Beginning with the line in which "Output the text content of this document." appears, transcribe each line word for word until the records end. Do not include pictures.

Records supplied

──────────────────────────────

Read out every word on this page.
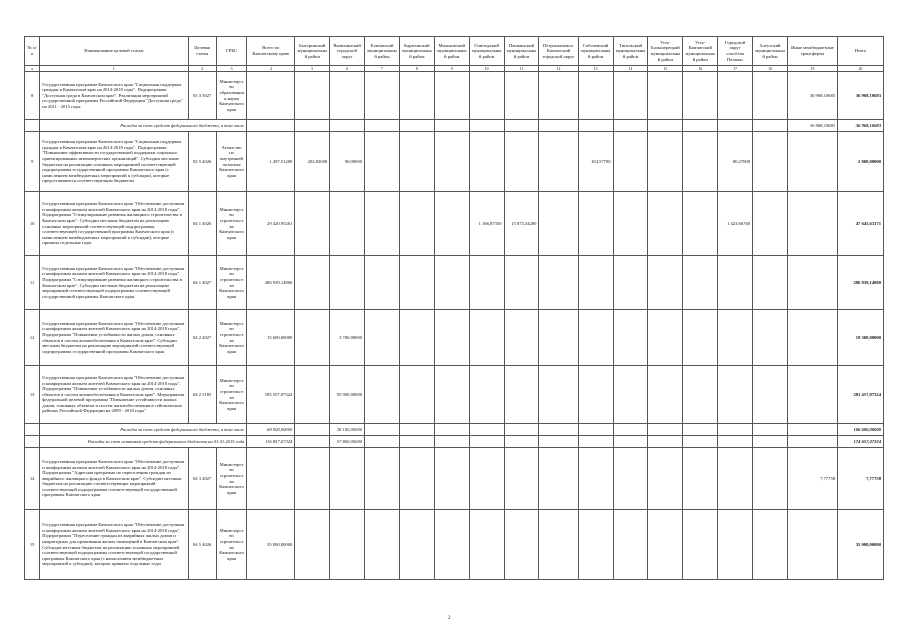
№ п/п	Наименование целевой статьи	Целевая статья	ГРБС	Всего по Камчатскому краю	Быстринский муниципальный район	Вилючинский городской округ	Елизовский муниципальный район	Карагинский муниципальный район	Мильковский муниципальный район	Олюторский муниципальный район	Пенжинский муниципальный район	Петропавловск-Камчатский городской округ	Соболевский муниципальный район	Тигильский муниципальный район	Усть-Большерецкий муниципальный район	Усть-Камчатский муниципальный район	Городской округ «посёлок Палана»	Алеутский муниципальный район	Иные межбюджетные трансферты	Итого
а	1	2	3	4	5	6	7	8	9	10	11	12	13	14	15	16	17	18	19	20
8	Государственная программа Камчатского края "Социальная поддержка граждан в Камчатском крае на 2014-2018 годы". Подпрограмма "Доступная среда в Камчатском крае". Реализация мероприятий государственной программы Российской Федерации "Доступная среда" на 2011 - 2015 годы	03 3 5027	Министерство образования и науки Камчатского края																36 968,10683	36 968,10683
	Расходы за счет средств федерального бюджета, в том числе																		36 968,10683	36 968,10683
9	Государственная программа Камчатского края "Социальная поддержка граждан в Камчатском крае на 2014-2018 годы". Подпрограмма "Повышение эффективности государственной поддержки социально ориентированных некоммерческих организаций". Субсидии местным бюджетам на реализацию основных мероприятий соответствующей подпрограммы государственной программы Камчатского края (с начислением межбюджетных мероприятий к субсидии), которые предоставляются соответствующим бюджетам	03 5 4026	Агентство по внутренней политике Камчатского края	1 497,51200	202,82000	90,00000							104,57700				80,27000			2 000,00000
10	Государственная программа Камчатского края "Обеспечение доступным и комфортным жильем жителей Камчатского края на 2014-2018 годы". Подпрограмма "Стимулирование развития жилищного строительства в Камчатском крае". Субсидии местным бюджетам на реализацию основных мероприятий соответствующей подпрограммы соответствующей государственной программы Камчатского края (с начислением межбюджетных мероприятий к субсидии), которые приняты отдельные годы	04 1 4026	Министерство строительства Камчатского края	29 420,95261						1 166,87350	15 873,34280						1 423,66760			47 645,63171
11	Государственная программа Камчатского края "Обеспечение доступным и комфортным жильем жителей Камчатского края на 2014-2018 годы". Подпрограмма "Стимулирование развития жилищного строительства в Камчатском крае". Субсидии местным бюджетам на реализацию мероприятий соответствующей подпрограммы соответствующей государственной программы Камчатского края	04 1 4027	Министерство строительства Камчатского края	286 939,14800																286 939,14800
12	Государственная программа Камчатского края "Обеспечение доступным и комфортным жильем жителей Камчатского края на 2014-2018 годы". Подпрограмма "Повышение устойчивости жилых домов, основных объектов и систем жизнеобеспечения в Камчатском крае". Субсидии местным бюджетам на реализацию мероприятий соответствующей подпрограммы государственной программы Камчатского края	04 2 4027	Министерство строительства Камчатского края	15 600,00000		3 700,00000														19 300,00000
13	Государственная программа Камчатского края "Обеспечение доступным и комфортным жильем жителей Камчатского края на 2014-2018 годы". Подпрограмма "Повышение устойчивости жилых домов, основных объектов и систем жизнеобеспечения в Камчатском крае". Мероприятия федеральной целевой программы "Повышение устойчивости жилых домов, основных объектов и систем жизнеобеспечения в сейсмических районах Российской Федерации на 2009 - 2018 годы"	04 2 5185	Министерство строительства Камчатского края	185 557,07324		95 900,00000														281 457,07324
	Расходы за счет средств федерального бюджета, в том числе			68 500,00000		38 100,00000														106 600,00000
	Расходы за счет остатков средств федерального бюджета на 01.01.2015 года			116 857,07324		57 800,00000														174 657,07324
14	Государственная программа Камчатского края "Обеспечение доступным и комфортным жильем жителей Камчатского края на 2014-2018 годы". Подпрограмма "Адресная программа по переселению граждан из аварийного жилищного фонда в Камчатском крае". Субсидии местным бюджетам на реализацию соответствующих мероприятий соответствующей подпрограммы соответствующей государственной программы Камчатского края	04 3 4027	Министерство строительства Камчатского края																7,77758	7,77758
15	Государственная программа Камчатского края "Обеспечение доступным и комфортным жильем жителей Камчатского края на 2014-2018 годы". Подпрограмма "Переселение граждан из аварийных жилых домов и непригодных для проживания жилых помещений в Камчатском крае". Субсидии местным бюджетам на реализацию основных мероприятий соответствующей подпрограммы соответствующей государственной программы Камчатского края (с начислением межбюджетных мероприятий к субсидии), которые приняты отдельные годы	04 5 4026	Министерство строительства Камчатского края	35 000,00000																35 000,00000
2
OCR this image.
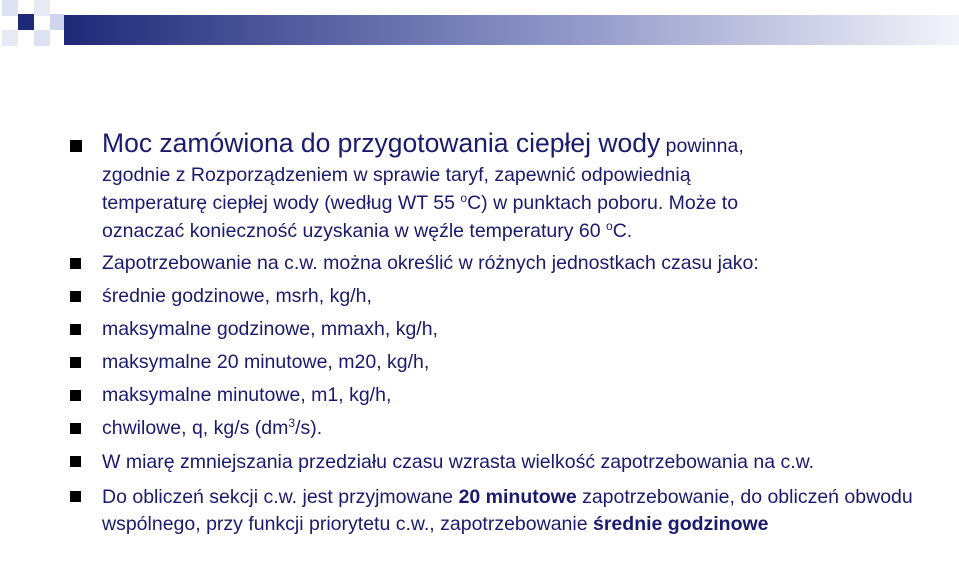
Moc zamówiona do przygotowania ciepłej wody powinna,
zgodnie z Rozporządzeniem w sprawie taryf, zapewnić odpowiednią
temperaturę ciepłej wody (według WT 55 $^o$C) w punktach poboru. Może to
oznaczać konieczność uzyskania w węźle temperatury 60 $^o$C.
Zapotrzebowanie na c.w. można określić w różnych jednostkach czasu jako:
średnie godzinowe, msrh, kg/h,
maksymalne godzinowe, mmaxh, kg/h,
maksymalne 20 minutowe, m20, kg/h,
maksymalne minutowe, m1, kg/h,
chwilowe, q, kg/s $(dm^3/s)$.
W miarę zmniejszania przedziału czasu wzrasta wielkość zapotrzebowania na c.w.
Do obliczeń sekcji c.w. jest przyjmowane 20 minutowe zapotrzebowanie, do obliczeń obwodu wspólnego, przy funkcji priorytetu c.w., zapotrzebowanie średnie godzinowe
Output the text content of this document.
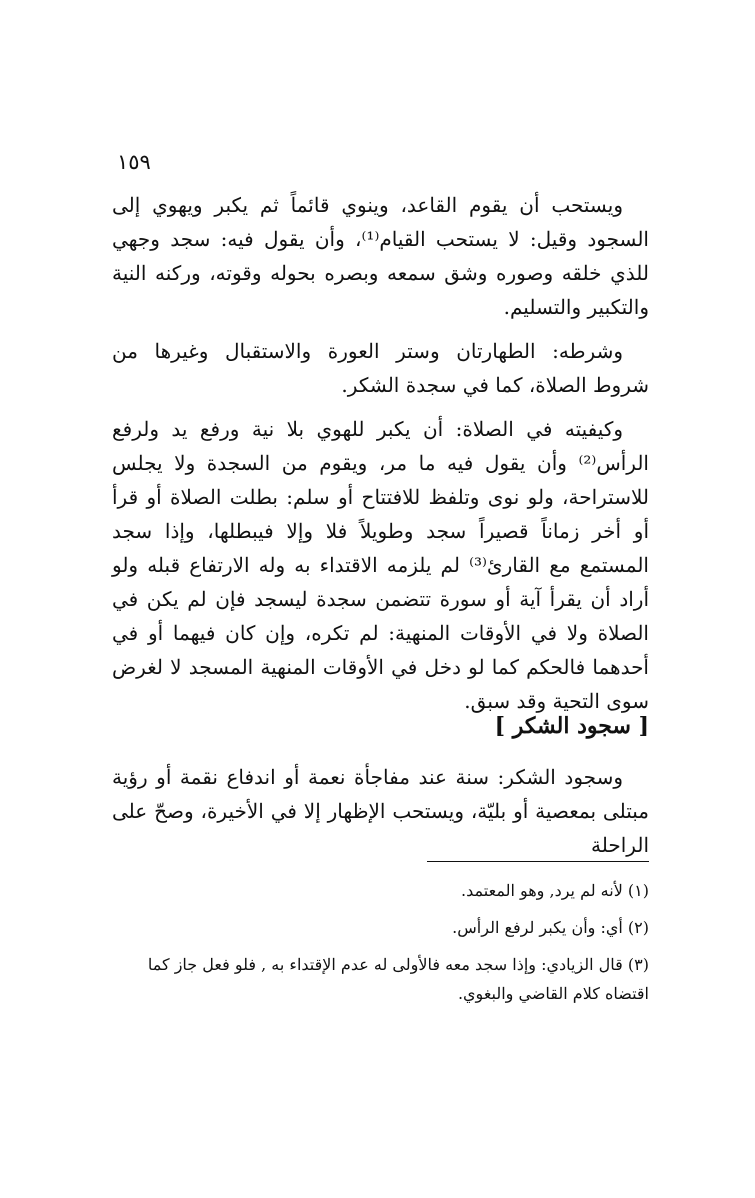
١٥٩

ويستحب أن يقوم القاعد، وينوي قائماً ثم يكبر ويهوي إلى السجود وقيل: لا يستحب القيام⁽¹⁾، وأن يقول فيه: سجد وجهي للذي خلقه وصوره وشق سمعه وبصره بحوله وقوته، وركنه النية والتكبير والتسليم.

وشرطه: الطهارتان وستر العورة والاستقبال وغيرها من شروط الصلاة، كما في سجدة الشكر.

وكيفيته في الصلاة: أن يكبر للهوي بلا نية ورفع يد ولرفع الرأس⁽²⁾ وأن يقول فيه ما مر، ويقوم من السجدة ولا يجلس للاستراحة، ولو نوى وتلفظ للافتتاح أو سلم: بطلت الصلاة أو قرأ أو أخر زماناً قصيراً سجد وطويلاً فلا وإلا فيبطلها، وإذا سجد المستمع مع القارئ⁽³⁾ لم يلزمه الاقتداء به وله الارتفاع قبله ولو أراد أن يقرأ آية أو سورة تتضمن سجدة ليسجد فإن لم يكن في الصلاة ولا في الأوقات المنهية: لم تكره، وإن كان فيهما أو في أحدهما فالحكم كما لو دخل في الأوقات المنهية المسجد لا لغرض سوى التحية وقد سبق.

[ سجود الشكر ]

وسجود الشكر: سنة عند مفاجأة نعمة أو اندفاع نقمة أو رؤية مبتلى بمعصية أو بليّة، ويستحب الإظهار إلا في الأخيرة، وصحّ على الراحلة

(١) لأنه لم يرد, وهو المعتمد.

(٢) أي: وأن يكبر لرفع الرأس.

(٣) قال الزيادي: وإذا سجد معه فالأولى له عدم الإقتداء به , فلو فعل جاز كما اقتضاه كلام القاضي والبغوي.
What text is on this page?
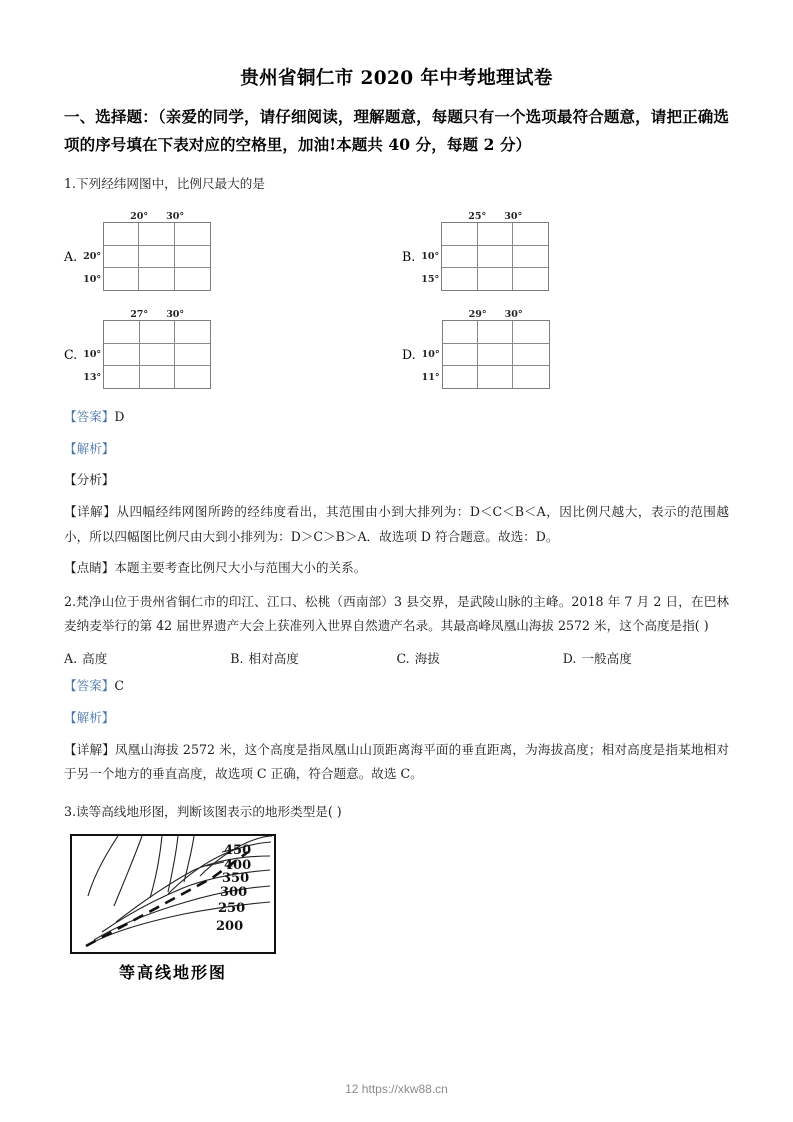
贵州省铜仁市 2020 年中考地理试卷
一、选择题：（亲爱的同学，请仔细阅读，理解题意，每题只有一个选项最符合题意，请把正确选项的序号填在下表对应的空格里，加油!本题共 40 分，每题 2 分）
1.下列经纬网图中，比例尺最大的是
A. 20°
10°
20° 30°
B. 10°
15°
25° 30°
C. 10°
13°
27° 30°
D. 10°
11°
29° 30°
【答案】D
【解析】
【分析】
【详解】从四幅经纬网图所跨的经纬度看出，其范围由小到大排列为：D＜C＜B＜A，因比例尺越大，表示的范围越小，所以四幅图比例尺由大到小排列为：D＞C＞B＞A．故选项 D 符合题意。故选：D。
【点睛】本题主要考查比例尺大小与范围大小的关系。
2.梵净山位于贵州省铜仁市的印江、江口、松桃（西南部）3 县交界，是武陵山脉的主峰。2018 年 7 月 2 日，在巴林麦纳麦举行的第 42 届世界遗产大会上获准列入世界自然遗产名录。其最高峰凤凰山海拔 2572 米，这个高度是指( )
A. 高度	B. 相对高度	C. 海拔	D. 一般高度
【答案】C
【解析】
【详解】凤凰山海拔 2572 米，这个高度是指凤凰山山顶距离海平面的垂直距离，为海拔高度；相对高度是指某地相对于另一个地方的垂直高度，故选项 C 正确，符合题意。故选 C。
3.读等高线地形图，判断该图表示的地形类型是( )
450
400
350
300
250
200
等高线地形图
12 https://xkw88.cn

──────────────────────────────

Solution to this problem
Output the text content of this document.
١٥٩

ويستحب أن يقوم القاعد، وينوي قائماً ثم يكبر ويهوي إلى السجود وقيل: لا يستحب القيام⁽¹⁾، وأن يقول فيه: سجد وجهي للذي خلقه وصوره وشق سمعه وبصره بحوله وقوته، وركنه النية والتكبير والتسليم.

وشرطه: الطهارتان وستر العورة والاستقبال وغيرها من شروط الصلاة، كما في سجدة الشكر.

وكيفيته في الصلاة: أن يكبر للهوي بلا نية ورفع يد ولرفع الرأس⁽²⁾ وأن يقول فيه ما مر، ويقوم من السجدة ولا يجلس للاستراحة، ولو نوى وتلفظ للافتتاح أو سلم: بطلت الصلاة أو قرأ أو أخر زماناً قصيراً سجد وطويلاً فلا وإلا فيبطلها، وإذا سجد المستمع مع القارئ⁽³⁾ لم يلزمه الاقتداء به وله الارتفاع قبله ولو أراد أن يقرأ آية أو سورة تتضمن سجدة ليسجد فإن لم يكن في الصلاة ولا في الأوقات المنهية: لم تكره، وإن كان فيهما أو في أحدهما فالحكم كما لو دخل في الأوقات المنهية المسجد لا لغرض سوى التحية وقد سبق.

[ سجود الشكر ]

وسجود الشكر: سنة عند مفاجأة نعمة أو اندفاع نقمة أو رؤية مبتلى بمعصية أو بليّة، ويستحب الإظهار إلا في الأخيرة، وصحّ على الراحلة

(١) لأنه لم يرد, وهو المعتمد.

(٢) أي: وأن يكبر لرفع الرأس.

(٣) قال الزيادي: وإذا سجد معه فالأولى له عدم الإقتداء به , فلو فعل جاز كما اقتضاه كلام القاضي والبغوي.
What text is on this page?
贵州省铜仁市 2020 年中考地理试卷
一、选择题：（亲爱的同学，请仔细阅读，理解题意，每题只有一个选项最符合题意，请把正确选项的序号填在下表对应的空格里，加油!本题共 40 分，每题 2 分）
1.下列经纬网图中，比例尺最大的是
A. 20°
10°
20° 30°
B. 10°
15°
25° 30°
C. 10°
13°
27° 30°
D. 10°
11°
29° 30°
【答案】D
【解析】
【分析】
【详解】从四幅经纬网图所跨的经纬度看出，其范围由小到大排列为：D＜C＜B＜A，因比例尺越大，表示的范围越小，所以四幅图比例尺由大到小排列为：D＞C＞B＞A．故选项 D 符合题意。故选：D。
【点睛】本题主要考查比例尺大小与范围大小的关系。
2.梵净山位于贵州省铜仁市的印江、江口、松桃（西南部）3 县交界，是武陵山脉的主峰。2018 年 7 月 2 日，在巴林麦纳麦举行的第 42 届世界遗产大会上获准列入世界自然遗产名录。其最高峰凤凰山海拔 2572 米，这个高度是指( )
A. 高度	B. 相对高度	C. 海拔	D. 一般高度
【答案】C
【解析】
【详解】凤凰山海拔 2572 米，这个高度是指凤凰山山顶距离海平面的垂直距离，为海拔高度；相对高度是指某地相对于另一个地方的垂直高度，故选项 C 正确，符合题意。故选 C。
3.读等高线地形图，判断该图表示的地形类型是( )
450
400
350
300
250
200
等高线地形图
12 https://xkw88.cn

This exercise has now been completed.